» WHAT YOU ARE ASKED TO DO:
Collect all the lines that mention the word "BELONG".

» DATA LINES:

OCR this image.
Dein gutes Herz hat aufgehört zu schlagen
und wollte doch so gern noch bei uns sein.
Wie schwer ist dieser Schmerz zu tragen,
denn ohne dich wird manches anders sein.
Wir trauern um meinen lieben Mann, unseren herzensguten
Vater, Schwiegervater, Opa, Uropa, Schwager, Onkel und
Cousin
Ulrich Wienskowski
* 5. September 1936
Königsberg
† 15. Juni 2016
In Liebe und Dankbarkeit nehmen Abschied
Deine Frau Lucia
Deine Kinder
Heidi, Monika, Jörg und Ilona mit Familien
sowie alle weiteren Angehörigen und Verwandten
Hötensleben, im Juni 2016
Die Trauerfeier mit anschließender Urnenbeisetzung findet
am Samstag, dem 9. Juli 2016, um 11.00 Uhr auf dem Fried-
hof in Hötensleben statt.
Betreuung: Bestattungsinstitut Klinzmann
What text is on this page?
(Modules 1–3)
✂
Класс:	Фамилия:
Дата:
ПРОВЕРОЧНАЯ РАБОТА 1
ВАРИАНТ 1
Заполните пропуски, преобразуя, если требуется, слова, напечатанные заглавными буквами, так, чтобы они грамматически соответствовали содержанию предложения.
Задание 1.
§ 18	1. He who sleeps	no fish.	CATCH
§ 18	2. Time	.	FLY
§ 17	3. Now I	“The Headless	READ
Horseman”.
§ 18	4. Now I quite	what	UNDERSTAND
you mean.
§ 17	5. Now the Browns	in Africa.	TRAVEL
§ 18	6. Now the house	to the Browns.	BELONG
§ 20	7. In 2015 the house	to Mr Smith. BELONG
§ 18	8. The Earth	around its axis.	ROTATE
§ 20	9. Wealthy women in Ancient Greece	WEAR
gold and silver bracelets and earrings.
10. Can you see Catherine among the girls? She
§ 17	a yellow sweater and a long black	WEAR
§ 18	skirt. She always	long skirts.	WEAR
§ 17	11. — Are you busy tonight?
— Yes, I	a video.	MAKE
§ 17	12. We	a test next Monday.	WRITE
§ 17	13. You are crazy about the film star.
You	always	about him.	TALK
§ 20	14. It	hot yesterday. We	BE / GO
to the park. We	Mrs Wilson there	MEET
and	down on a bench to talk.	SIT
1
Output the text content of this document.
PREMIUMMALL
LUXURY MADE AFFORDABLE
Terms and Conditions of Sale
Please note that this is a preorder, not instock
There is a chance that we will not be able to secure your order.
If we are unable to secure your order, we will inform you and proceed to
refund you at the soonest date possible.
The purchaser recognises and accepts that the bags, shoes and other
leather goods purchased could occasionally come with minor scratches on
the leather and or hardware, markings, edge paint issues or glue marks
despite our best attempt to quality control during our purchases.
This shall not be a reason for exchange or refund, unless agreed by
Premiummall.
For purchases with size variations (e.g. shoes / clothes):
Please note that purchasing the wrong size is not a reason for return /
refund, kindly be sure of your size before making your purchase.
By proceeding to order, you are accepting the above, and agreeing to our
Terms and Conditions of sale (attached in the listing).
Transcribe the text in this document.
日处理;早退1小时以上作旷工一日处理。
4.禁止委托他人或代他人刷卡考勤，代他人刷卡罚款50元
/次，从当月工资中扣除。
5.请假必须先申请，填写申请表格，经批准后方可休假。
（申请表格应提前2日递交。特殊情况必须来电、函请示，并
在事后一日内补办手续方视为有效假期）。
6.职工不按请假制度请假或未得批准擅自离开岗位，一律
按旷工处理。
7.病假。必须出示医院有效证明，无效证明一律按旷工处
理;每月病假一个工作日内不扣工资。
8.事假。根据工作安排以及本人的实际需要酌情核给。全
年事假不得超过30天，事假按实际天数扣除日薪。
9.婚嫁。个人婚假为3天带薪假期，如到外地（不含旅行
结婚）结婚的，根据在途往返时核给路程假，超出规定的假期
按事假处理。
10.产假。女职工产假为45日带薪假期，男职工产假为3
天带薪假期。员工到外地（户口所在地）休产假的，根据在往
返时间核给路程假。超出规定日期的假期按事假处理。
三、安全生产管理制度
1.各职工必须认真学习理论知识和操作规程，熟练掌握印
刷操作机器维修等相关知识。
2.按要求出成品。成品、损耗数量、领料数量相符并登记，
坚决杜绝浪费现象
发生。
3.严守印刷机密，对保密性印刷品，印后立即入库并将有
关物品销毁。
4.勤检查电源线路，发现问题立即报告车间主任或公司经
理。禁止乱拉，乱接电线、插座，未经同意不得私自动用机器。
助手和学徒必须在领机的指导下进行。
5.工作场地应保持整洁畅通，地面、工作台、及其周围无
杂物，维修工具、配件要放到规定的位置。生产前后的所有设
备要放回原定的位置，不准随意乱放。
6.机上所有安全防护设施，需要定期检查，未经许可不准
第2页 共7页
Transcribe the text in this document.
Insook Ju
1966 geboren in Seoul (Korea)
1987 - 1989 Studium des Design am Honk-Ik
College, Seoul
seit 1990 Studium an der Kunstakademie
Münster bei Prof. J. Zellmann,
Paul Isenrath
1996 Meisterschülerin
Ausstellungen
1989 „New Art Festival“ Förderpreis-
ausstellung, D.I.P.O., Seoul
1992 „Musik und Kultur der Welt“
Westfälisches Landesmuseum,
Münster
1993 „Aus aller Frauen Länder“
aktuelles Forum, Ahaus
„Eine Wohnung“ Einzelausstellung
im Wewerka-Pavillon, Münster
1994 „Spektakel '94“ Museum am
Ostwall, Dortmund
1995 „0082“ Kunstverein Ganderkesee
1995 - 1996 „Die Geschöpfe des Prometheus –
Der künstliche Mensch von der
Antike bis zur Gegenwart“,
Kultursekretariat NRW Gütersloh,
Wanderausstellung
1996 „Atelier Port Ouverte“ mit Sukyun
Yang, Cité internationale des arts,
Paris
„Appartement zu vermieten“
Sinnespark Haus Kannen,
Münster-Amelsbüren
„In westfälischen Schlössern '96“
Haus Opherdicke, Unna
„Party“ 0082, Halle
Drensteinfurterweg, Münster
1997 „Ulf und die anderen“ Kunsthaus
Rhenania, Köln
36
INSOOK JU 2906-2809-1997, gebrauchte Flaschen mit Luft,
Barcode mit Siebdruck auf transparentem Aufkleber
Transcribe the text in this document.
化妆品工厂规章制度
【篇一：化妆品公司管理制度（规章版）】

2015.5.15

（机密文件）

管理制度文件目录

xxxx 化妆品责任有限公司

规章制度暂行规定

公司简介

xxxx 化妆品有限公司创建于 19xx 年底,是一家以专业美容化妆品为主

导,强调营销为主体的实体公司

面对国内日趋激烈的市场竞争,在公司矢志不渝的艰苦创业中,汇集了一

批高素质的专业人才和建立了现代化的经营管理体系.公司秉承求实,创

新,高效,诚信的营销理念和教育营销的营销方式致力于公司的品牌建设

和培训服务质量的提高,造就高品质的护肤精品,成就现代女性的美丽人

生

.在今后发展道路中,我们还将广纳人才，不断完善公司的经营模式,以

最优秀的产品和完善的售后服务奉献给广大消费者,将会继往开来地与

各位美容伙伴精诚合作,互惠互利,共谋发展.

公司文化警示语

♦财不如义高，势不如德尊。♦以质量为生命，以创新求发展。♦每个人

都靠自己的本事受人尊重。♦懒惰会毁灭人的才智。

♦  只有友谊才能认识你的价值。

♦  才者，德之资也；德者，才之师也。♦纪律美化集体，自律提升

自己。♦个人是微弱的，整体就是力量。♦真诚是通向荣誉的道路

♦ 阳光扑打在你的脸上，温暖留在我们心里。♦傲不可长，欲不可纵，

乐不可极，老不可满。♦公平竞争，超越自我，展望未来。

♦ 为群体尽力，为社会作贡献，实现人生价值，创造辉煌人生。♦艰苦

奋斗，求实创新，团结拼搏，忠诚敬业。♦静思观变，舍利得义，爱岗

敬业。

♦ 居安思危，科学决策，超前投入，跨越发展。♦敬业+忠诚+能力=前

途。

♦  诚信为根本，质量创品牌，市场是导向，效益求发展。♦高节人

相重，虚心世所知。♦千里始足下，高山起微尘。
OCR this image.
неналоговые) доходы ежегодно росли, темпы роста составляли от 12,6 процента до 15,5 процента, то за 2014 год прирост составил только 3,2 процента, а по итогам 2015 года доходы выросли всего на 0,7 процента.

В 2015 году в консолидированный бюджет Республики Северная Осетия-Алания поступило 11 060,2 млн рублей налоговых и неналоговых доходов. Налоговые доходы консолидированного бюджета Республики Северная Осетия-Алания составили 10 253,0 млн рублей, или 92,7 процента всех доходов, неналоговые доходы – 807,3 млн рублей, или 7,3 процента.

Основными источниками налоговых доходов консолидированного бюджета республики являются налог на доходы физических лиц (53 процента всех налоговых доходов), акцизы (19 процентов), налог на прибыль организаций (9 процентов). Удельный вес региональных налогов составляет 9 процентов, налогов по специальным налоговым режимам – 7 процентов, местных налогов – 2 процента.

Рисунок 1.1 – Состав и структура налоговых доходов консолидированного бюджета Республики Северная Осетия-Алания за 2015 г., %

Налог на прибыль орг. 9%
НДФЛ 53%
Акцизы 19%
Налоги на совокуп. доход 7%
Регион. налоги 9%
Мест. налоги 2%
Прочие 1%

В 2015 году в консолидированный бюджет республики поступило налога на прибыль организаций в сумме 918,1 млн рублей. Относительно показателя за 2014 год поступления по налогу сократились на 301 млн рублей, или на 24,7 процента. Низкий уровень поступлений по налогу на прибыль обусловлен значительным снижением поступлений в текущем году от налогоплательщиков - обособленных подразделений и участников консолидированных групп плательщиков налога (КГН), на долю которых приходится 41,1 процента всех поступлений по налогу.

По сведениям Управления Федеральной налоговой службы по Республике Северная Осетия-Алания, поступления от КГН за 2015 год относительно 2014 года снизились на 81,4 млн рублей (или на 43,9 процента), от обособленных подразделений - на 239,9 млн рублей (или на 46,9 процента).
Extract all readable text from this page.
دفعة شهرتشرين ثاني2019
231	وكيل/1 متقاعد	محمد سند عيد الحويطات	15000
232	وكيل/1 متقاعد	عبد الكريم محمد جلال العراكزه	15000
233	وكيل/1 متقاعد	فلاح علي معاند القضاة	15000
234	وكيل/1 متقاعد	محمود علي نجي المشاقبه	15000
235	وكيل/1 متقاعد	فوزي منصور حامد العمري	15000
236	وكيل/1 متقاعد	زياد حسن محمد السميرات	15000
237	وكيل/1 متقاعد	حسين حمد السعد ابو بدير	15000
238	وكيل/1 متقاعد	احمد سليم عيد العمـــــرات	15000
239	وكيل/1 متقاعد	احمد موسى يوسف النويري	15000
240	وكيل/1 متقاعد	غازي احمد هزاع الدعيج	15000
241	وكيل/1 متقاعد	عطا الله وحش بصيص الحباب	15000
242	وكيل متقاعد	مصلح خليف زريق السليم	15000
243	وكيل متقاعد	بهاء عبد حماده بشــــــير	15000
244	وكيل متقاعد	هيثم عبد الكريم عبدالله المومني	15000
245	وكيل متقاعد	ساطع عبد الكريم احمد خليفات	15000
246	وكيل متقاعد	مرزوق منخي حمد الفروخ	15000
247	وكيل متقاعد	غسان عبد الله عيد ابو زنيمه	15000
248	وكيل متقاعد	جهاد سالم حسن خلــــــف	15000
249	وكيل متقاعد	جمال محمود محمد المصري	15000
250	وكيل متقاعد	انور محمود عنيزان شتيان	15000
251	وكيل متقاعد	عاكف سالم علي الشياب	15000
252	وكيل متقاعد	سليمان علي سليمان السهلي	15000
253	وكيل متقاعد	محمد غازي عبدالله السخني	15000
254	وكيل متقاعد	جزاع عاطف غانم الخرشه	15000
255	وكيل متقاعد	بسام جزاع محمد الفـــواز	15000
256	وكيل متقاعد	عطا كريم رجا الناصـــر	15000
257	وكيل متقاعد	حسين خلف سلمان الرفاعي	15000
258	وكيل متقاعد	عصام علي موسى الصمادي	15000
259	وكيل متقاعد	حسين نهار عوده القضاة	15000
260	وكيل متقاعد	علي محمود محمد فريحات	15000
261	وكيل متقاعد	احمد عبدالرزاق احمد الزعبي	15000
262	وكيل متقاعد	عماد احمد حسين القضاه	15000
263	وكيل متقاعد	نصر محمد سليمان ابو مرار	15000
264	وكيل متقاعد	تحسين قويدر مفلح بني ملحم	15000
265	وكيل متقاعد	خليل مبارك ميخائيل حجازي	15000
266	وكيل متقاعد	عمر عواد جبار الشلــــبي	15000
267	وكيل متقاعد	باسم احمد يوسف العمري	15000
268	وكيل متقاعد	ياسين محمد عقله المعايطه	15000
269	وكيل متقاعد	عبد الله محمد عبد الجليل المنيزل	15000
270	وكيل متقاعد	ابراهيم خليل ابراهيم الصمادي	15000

» SOLUTION TO THIS PROBLEM:
§ 18	6. Now the house	to the Browns.	BELONG
§ 20	7. In 2015 the house	to Mr Smith. BELONG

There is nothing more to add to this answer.